» REQUESTS:
• 1. In the blog post on decile bands, substitute "scheduling" for "timing" and write out the passage starting at "Sweet timing too." and ending at "itself or welcome.".
• 2. Answer these questions from the blog post on decile bands:
(a) Who does the post say was given a day in the sun?
(b) What does Mr. Bennett conclude about levels and bands?
(c) In what does the post say the central problem with levels lies?

#### SUPPLIED PASSAGE

Thursday, July 18, 2013

Of Decile Bands, Levels, Cabbages and Kings.

Sweet move, the decile banding announcement, Mr. Gove. Nice Coalition touch to package it with a Liberal-Democrat pupil premium increase. Politically generous (I mean airily self-confident and strategically agile) to give the Deputy PM & David Laws a day in the sun; to marry a welcome rise in funding with a beneficent vision of clarity, simplicity and objectivity.

Sweet timing too. On a par with the recent (optional but illustrative) packed lunch scare and the ticking off of your own department with regard to jargon (interpret: ‘I am so in control, my reforms are going so well, I even have leisure [and. of course,nota bene, the power] to muse on pupil diets and ‘educate’ my own ministry’). This juicy July bone is tossed out to be picked bare by teachers (see current blog and Twitter debate) this week, ensuring they have something to keep them preoccupied till term’’s end and well beyond.

Sweet move, sweet timing -  but neither surprising, important in itself or welcome.

TOM BENNETT and HEADGURUTEACHER have blogged valuably on the shortcomings of levels and the statistical meaning and implications of decile bands (not in themselves the as-yet-unknown assessment method). Mr. Bennett concludes that ‘Levels are the devil. Bands could be useful.’ His central theme is that decile bands are more ‘honest’ than gradings that have proven to be wide open to subjectivity. He is waiting to see just how they are used. Noting that Mr. Bennett is ‘not wedded to bands’ I was left wondering what this blogger would ideally recommend. should his advice be sought.

Not that I expect it will be. We are too far down the road.

The central problem with levels for a government committed to a compulsory National Common Core Curriculum is not merely their vulnerability to subjectivity and differing standards. It lies rather in the participation of teachers.

The logic is this. Government specifies what knowledge is most important to teach nationwide. Government specifies which parcels of that knowledge must be known ( and seen to be known) by specified ages. For this to operate it requires the simplest, most readily quantifiable, nationally consistent, teacher-free methods of delivery, assessment and reporting. This is easy and entirely possible - the narrower and more prescriptive the common core the simpler this chain appears.

Decile bands happen to be the ideal off-the-peg, objective (of teachers at least) final simplistic link. But, as Mr. Bennett rightly says, it all depends on your uses. On your motivation, I’d add.

########
#### RECORD EXCERPTS

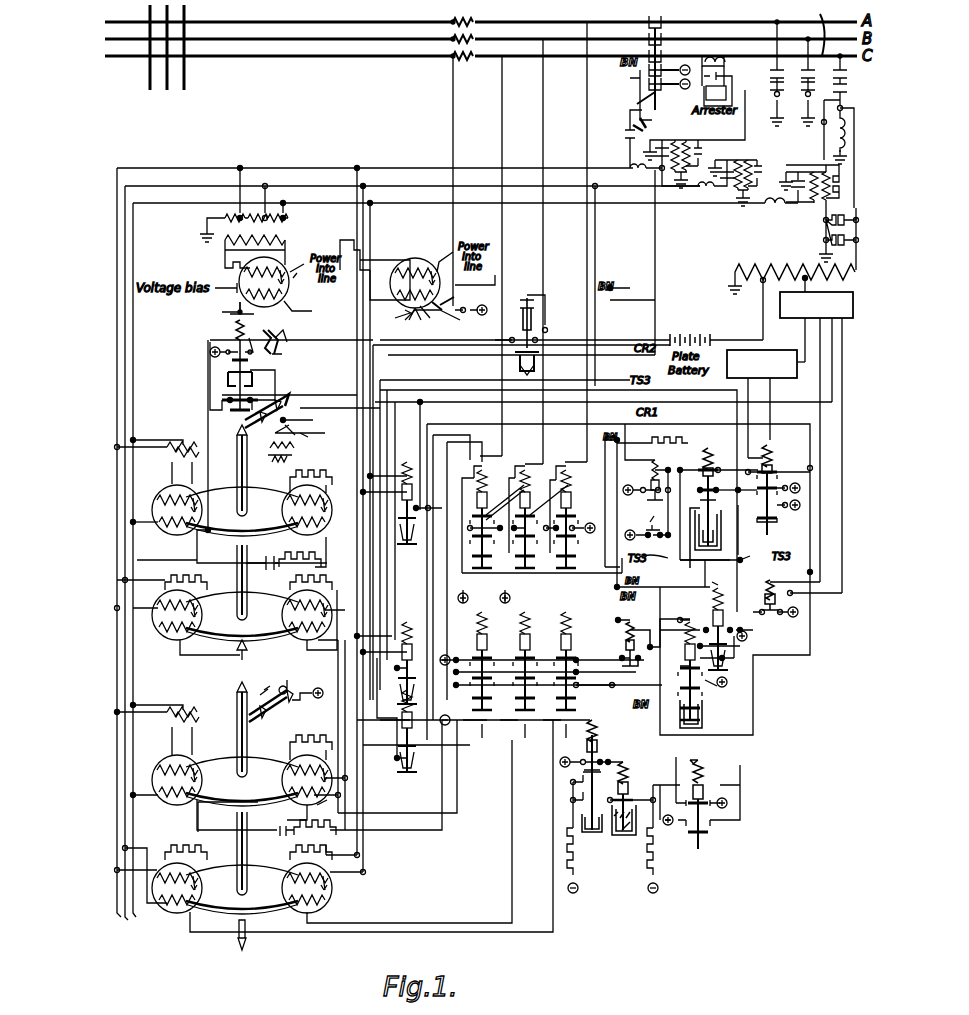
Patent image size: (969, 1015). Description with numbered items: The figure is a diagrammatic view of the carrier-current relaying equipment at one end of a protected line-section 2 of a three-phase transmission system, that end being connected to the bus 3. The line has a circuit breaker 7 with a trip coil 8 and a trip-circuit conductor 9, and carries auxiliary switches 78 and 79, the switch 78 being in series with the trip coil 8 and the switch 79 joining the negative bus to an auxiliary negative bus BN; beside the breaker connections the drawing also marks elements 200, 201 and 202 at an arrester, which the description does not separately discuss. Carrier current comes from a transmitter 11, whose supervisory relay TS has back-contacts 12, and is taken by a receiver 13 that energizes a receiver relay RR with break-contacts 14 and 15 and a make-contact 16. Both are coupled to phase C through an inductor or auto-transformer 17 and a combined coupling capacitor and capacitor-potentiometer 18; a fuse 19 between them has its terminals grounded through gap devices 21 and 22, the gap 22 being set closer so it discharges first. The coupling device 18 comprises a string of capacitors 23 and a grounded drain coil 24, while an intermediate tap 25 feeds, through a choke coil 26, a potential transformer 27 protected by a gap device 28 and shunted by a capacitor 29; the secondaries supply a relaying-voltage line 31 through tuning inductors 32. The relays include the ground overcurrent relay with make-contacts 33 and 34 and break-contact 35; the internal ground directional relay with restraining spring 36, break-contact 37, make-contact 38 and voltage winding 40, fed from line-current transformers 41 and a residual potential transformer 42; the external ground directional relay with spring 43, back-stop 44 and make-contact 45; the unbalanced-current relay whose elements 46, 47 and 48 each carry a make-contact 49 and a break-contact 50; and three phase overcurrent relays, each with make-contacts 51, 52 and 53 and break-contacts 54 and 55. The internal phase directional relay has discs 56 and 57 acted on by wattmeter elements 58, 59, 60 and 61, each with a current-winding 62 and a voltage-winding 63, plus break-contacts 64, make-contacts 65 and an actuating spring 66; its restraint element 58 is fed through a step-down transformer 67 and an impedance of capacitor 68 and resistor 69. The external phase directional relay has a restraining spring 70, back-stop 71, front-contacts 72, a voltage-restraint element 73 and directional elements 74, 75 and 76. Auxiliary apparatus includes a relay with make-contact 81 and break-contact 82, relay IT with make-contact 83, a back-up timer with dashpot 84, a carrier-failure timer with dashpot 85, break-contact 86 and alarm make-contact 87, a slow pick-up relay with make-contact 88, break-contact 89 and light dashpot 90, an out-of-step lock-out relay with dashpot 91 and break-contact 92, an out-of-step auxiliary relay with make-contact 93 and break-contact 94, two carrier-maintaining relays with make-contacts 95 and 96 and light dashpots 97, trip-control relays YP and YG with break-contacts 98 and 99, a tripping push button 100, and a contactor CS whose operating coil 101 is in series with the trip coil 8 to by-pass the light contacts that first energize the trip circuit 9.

The line-section 2 is at (826, 30).
The bus 3 is at (214, 73).
The circuit breaker 7 is at (642, 38).
The trip coil 8 is at (632, 128).
The trip-circuit conductor 9 is at (630, 140).
The transmitter 11 is at (848, 318).
The back-contacts of transmitter supervisory relay 12 is at (778, 618).
The receiver 13 is at (788, 382).
The break-contact of receiver relay 14 is at (788, 460).
The break-contact of receiver relay 15 is at (748, 500).
The make-contact of receiver relay 16 is at (768, 525).
The inductor or auto-transformer 17 is at (788, 268).
The combined coupling capacitor and capacitor-potentiometer 18 is at (872, 97).
The fuse 19 is at (870, 226).
The gap device 21 is at (840, 212).
The gap device 22 is at (837, 244).
The string of capacitors 23 is at (845, 72).
The drain coil 24 is at (846, 125).
The intermediate tap 25 is at (802, 73).
The choke coil 26 is at (822, 132).
The potential transformer 27 is at (812, 206).
The gap device 28 is at (818, 185).
The capacitor 29 is at (802, 172).
The relaying-voltage line 31 is at (403, 170).
The inductors 32 is at (778, 208).
The make-contact of ground overcurrent relay 33 is at (230, 362).
The make-contact of ground overcurrent relay 34 is at (218, 410).
The break-contact of ground overcurrent relay 35 is at (226, 378).
The restraining spring 36 is at (282, 310).
The break-contact of ground directional relay 37 is at (283, 352).
The make-contact of ground directional relay 38 is at (240, 356).
The voltage winding 40 is at (292, 240).
The line-current transformers 41 is at (463, 60).
The residual potential transformer 42 is at (288, 218).
The restraining spring 43 is at (390, 283).
The back-stop 44 is at (444, 337).
The make-contact of external ground directional relay 45 is at (460, 306).
The element of unbalanced-current relay 46 is at (476, 476).
The element of unbalanced-current relay 47 is at (511, 517).
The element of unbalanced-current relay 48 is at (554, 517).
The make-contact of unbalanced-current relay element 49 is at (598, 510).
The break-contact of unbalanced-current relay element 50 is at (572, 573).
The make-contact of phase overcurrent relay 51 is at (590, 648).
The make-contact of phase overcurrent relay 52 is at (610, 690).
The make-contact of phase overcurrent relay 53 is at (502, 722).
The break-contact of phase overcurrent relay 54 is at (604, 672).
The break-contact of phase overcurrent relay 55 is at (586, 626).
The disc 56 is at (256, 480).
The disc 57 is at (224, 608).
The wattmeter element 58 is at (165, 535).
The wattmeter element 59 is at (322, 488).
The wattmeter element 60 is at (309, 630).
The wattmeter element 61 is at (191, 643).
The current-winding 62 is at (168, 492).
The voltage-winding 63 is at (175, 537).
The break-contacts of internal phase directional relay 64 is at (300, 408).
The make-contacts of internal phase directional relay 65 is at (295, 440).
The actuating spring 66 is at (292, 458).
The step-down transformer 67 is at (168, 454).
The capacitor 68 is at (268, 555).
The resistor 69 is at (302, 552).
The restraining spring 70 is at (242, 683).
The back-stop 71 is at (280, 687).
The front-contacts 72 is at (287, 708).
The voltage-restraint element 73 is at (180, 805).
The power-directional wattmeter element 74 is at (309, 777).
The power-directional wattmeter element 75 is at (333, 910).
The power-directional wattmeter element 76 is at (176, 913).
The auxiliary switch 78 is at (663, 88).
The auxiliary switch 79 is at (636, 95).
The make-contact of auxiliary relay X1 81 is at (730, 645).
The break-contact of auxiliary relay X1 82 is at (710, 600).
The make-contact of auxiliary relay IT 83 is at (642, 660).
The dashpot 84 is at (705, 718).
The dashpot 85 is at (708, 542).
The break-contact of carrier-failure timer 86 is at (695, 478).
The make-contact of carrier-failure timer 87 is at (700, 496).
The make-contact of auxiliary relay Y7 88 is at (580, 756).
The break-contact of auxiliary relay Y7 89 is at (560, 788).
The light dashpot 90 is at (590, 838).
The dashpot 91 is at (395, 680).
The break-contact of out-of-step lock-out relay 92 is at (632, 782).
The make-contact of out-of-step auxiliary relay 93 is at (700, 840).
The break-contact of out-of-step auxiliary relay 94 is at (706, 798).
The make-contact of carrier-maintaining relay Y-Ph 95 is at (397, 740).
The make-contact of carrier-maintaining relay Y-Gd 96 is at (540, 352).
The light dashpot 97 is at (540, 370).
The break-contact of trip-control relay YP 98 is at (394, 664).
The break-contact of trip-control relay YG 99 is at (250, 312).
The tripping push button 100 is at (648, 524).
The operating coil of contactor CS 101 is at (645, 465).
The protective gap 200 is at (727, 58).
The capacitor 201 is at (733, 83).
The arrester 202 is at (726, 96).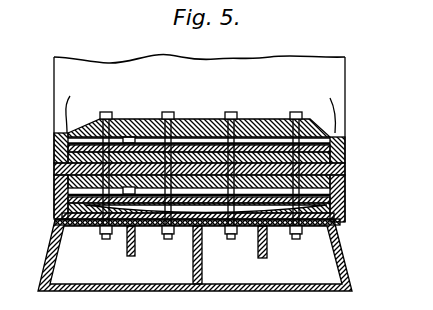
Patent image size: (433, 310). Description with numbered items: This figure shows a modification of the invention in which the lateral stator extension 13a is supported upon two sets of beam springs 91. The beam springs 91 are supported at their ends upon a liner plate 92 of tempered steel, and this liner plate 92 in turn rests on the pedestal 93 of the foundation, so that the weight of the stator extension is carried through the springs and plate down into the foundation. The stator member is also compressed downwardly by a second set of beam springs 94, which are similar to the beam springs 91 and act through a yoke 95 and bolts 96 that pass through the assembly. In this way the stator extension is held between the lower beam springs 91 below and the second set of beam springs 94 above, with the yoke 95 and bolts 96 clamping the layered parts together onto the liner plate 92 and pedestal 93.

The lateral stator extension 13a is at (345, 175).
The beam springs 91 is at (56, 191).
The liner plate 92 is at (330, 218).
The pedestal 93 is at (344, 266).
The second set of beam springs 94 is at (331, 136).
The yoke 95 is at (271, 118).
The bolts 96 is at (229, 118).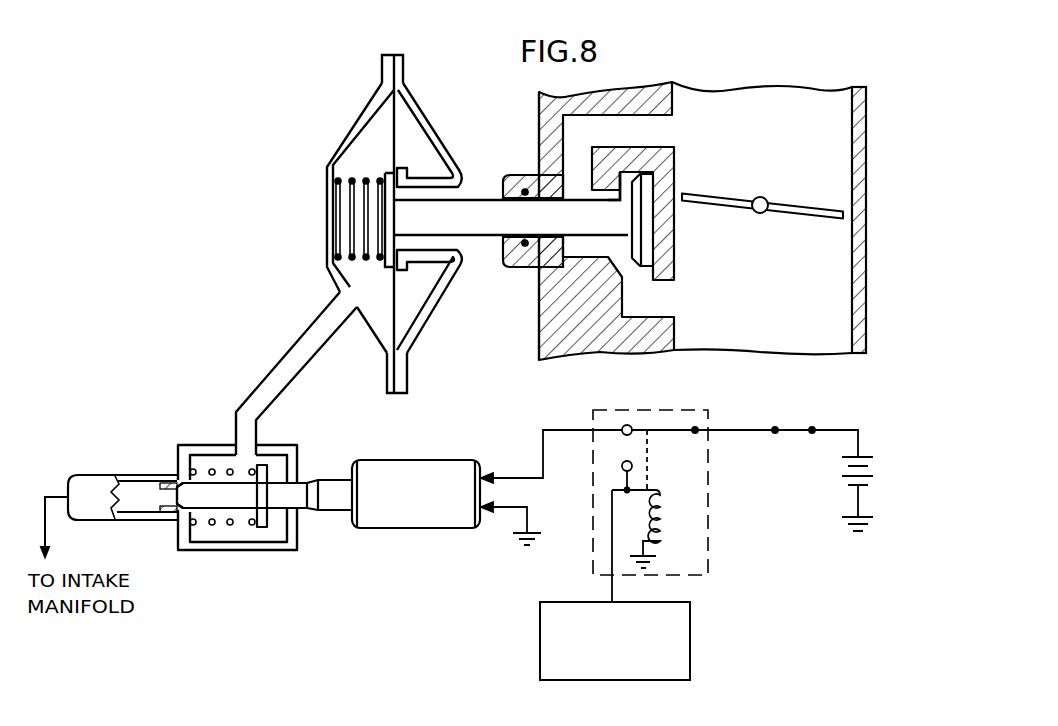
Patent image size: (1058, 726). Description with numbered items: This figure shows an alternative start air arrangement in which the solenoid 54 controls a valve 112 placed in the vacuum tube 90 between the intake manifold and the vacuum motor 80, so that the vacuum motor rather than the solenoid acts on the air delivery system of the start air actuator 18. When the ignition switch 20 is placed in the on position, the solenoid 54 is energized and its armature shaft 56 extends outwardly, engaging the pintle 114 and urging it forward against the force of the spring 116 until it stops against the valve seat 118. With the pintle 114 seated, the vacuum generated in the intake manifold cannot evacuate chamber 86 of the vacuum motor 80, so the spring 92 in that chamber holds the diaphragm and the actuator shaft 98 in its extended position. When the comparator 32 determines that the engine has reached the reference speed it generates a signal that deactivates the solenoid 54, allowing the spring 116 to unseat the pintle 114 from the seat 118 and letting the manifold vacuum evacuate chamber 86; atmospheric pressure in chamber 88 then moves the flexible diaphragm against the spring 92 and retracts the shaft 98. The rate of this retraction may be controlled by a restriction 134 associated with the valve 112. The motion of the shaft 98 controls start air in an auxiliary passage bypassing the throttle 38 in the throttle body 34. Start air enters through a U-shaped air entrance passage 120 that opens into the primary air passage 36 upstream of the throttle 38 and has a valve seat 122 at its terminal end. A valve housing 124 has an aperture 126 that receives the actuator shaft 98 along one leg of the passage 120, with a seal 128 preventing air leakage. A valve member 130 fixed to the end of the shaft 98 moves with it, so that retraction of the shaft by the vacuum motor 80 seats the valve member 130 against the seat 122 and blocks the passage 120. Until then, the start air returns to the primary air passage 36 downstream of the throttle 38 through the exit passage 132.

The start air actuator 18 is at (825, 66).
The ignition switch 20 is at (799, 426).
The comparator 32 is at (542, 660).
The throttle body 34 is at (858, 140).
The primary air passage 36 is at (760, 112).
The throttle 38 is at (700, 196).
The solenoid 54 is at (400, 480).
The armature shaft 56 is at (336, 512).
The vacuum motor 80 is at (322, 123).
The chamber 86 is at (348, 158).
The chamber 88 is at (430, 303).
The tube 90 is at (290, 348).
The spring 92 is at (341, 224).
The actuator shaft 98 is at (486, 206).
The valve 112 is at (195, 412).
The pintle 114 is at (240, 506).
The spring 116 is at (230, 524).
The valve seat 118 is at (183, 506).
The air entrance passage 120 is at (650, 139).
The valve seat 122 is at (618, 210).
The valve housing 124 is at (538, 112).
The aperture 126 is at (520, 247).
The seal 128 is at (525, 191).
The valve member 130 is at (648, 238).
The exit passage 132 is at (660, 300).
The restriction 134 is at (172, 480).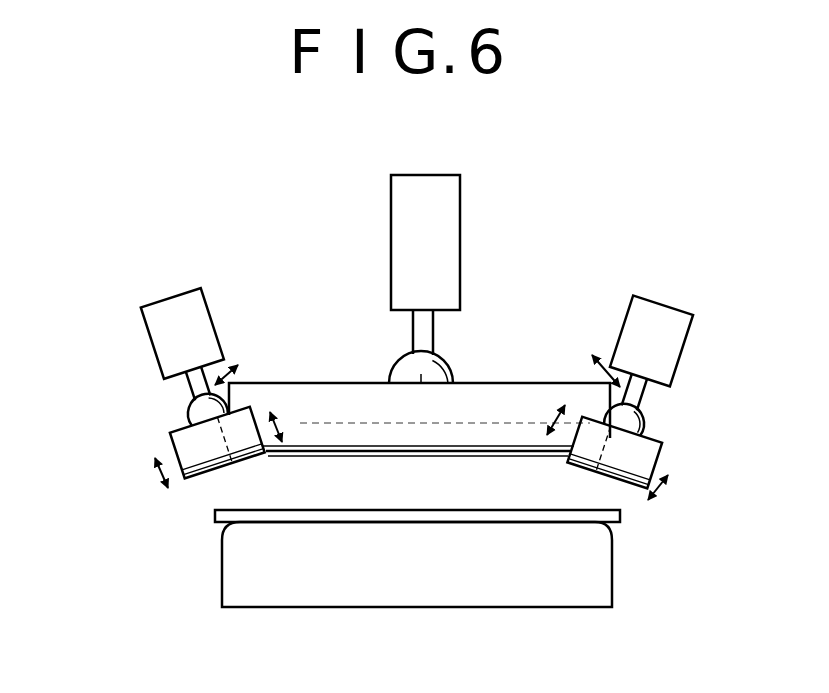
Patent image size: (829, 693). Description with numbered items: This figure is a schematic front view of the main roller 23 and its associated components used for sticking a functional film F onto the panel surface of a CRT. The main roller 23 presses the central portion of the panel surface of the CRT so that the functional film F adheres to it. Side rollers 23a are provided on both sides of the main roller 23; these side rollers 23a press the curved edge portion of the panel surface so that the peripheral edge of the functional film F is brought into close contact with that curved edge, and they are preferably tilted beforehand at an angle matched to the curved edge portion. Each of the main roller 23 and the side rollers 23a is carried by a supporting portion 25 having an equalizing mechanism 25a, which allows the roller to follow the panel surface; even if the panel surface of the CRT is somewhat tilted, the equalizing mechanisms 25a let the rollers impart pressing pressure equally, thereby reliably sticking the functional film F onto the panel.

The pressing cylinder 25 is at (438, 217).
The equalizing mechanism 25a is at (431, 368).
The main roller 23 is at (525, 407).
The side roller 23a is at (195, 437).
The functional film F is at (618, 516).
The element CRT is at (510, 590).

########

» RESULTS FOR THE EXERCISE:
• 1.
Sweet scheduling too. On a par with the recent (optional but illustrative) packed lunch scare and the ticking off of your own department with regard to jargon (interpret: ‘I am so in control, my reforms are going so well, I even have leisure [and. of course,nota bene, the power] to muse on pupil diets and ‘educate’ my own ministry’). This juicy July bone is tossed out to be picked bare by teachers (see current blog and Twitter debate) this week, ensuring they have something to keep them preoccupied till term’’s end and well beyond.

Sweet move, sweet scheduling -  but neither surprising, important in itself or welcome.

• 2.
(a) The Deputy PM and David Laws.
(b) "Levels are the devil. Bands could be useful."
(c) The participation of teachers.